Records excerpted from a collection
>> Begin

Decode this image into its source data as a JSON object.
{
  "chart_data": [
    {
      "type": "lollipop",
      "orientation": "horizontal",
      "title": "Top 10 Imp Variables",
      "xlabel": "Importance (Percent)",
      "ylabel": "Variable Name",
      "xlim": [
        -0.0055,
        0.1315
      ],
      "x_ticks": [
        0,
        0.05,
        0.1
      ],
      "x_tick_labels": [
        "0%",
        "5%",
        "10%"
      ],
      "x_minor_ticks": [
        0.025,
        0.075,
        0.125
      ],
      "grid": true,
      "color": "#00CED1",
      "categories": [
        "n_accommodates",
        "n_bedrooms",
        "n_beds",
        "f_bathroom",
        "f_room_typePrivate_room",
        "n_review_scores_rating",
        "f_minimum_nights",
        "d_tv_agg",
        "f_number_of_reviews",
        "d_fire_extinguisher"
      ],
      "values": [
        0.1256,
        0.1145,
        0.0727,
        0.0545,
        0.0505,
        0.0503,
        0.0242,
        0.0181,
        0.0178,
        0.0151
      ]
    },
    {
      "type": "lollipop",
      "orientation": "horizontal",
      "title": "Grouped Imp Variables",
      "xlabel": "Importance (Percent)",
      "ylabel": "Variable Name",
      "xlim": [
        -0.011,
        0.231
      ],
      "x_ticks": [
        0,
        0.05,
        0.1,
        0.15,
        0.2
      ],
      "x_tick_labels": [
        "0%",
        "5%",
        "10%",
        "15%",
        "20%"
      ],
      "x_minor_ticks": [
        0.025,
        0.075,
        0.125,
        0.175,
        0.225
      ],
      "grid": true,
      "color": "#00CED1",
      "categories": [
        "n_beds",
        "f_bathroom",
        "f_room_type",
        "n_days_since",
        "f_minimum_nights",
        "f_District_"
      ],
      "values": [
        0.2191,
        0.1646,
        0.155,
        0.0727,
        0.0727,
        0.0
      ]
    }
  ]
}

>> End

» **Your task**: Nothing may be left out: return each entry exactly as it reads.

» **Task result**:
Decode this image into its source data as a JSON object.
{
  "chart_data": [
    {
      "type": "lollipop",
      "orientation": "horizontal",
      "title": "Top 10 Imp Variables",
      "xlabel": "Importance (Percent)",
      "ylabel": "Variable Name",
      "xlim": [
        -0.0055,
        0.1315
      ],
      "x_ticks": [
        0,
        0.05,
        0.1
      ],
      "x_tick_labels": [
        "0%",
        "5%",
        "10%"
      ],
      "x_minor_ticks": [
        0.025,
        0.075,
        0.125
      ],
      "grid": true,
      "color": "#00CED1",
      "categories": [
        "n_accommodates",
        "n_bedrooms",
        "n_beds",
        "f_bathroom",
        "f_room_typePrivate_room",
        "n_review_scores_rating",
        "f_minimum_nights",
        "d_tv_agg",
        "f_number_of_reviews",
        "d_fire_extinguisher"
      ],
      "values": [
        0.1256,
        0.1145,
        0.0727,
        0.0545,
        0.0505,
        0.0503,
        0.0242,
        0.0181,
        0.0178,
        0.0151
      ]
    },
    {
      "type": "lollipop",
      "orientation": "horizontal",
      "title": "Grouped Imp Variables",
      "xlabel": "Importance (Percent)",
      "ylabel": "Variable Name",
      "xlim": [
        -0.011,
        0.231
      ],
      "x_ticks": [
        0,
        0.05,
        0.1,
        0.15,
        0.2
      ],
      "x_tick_labels": [
        "0%",
        "5%",
        "10%",
        "15%",
        "20%"
      ],
      "x_minor_ticks": [
        0.025,
        0.075,
        0.125,
        0.175,
        0.225
      ],
      "grid": true,
      "color": "#00CED1",
      "categories": [
        "n_beds",
        "f_bathroom",
        "f_room_type",
        "n_days_since",
        "f_minimum_nights",
        "f_District_"
      ],
      "values": [
        0.2191,
        0.1646,
        0.155,
        0.0727,
        0.0727,
        0.0
      ]
    }
  ]
}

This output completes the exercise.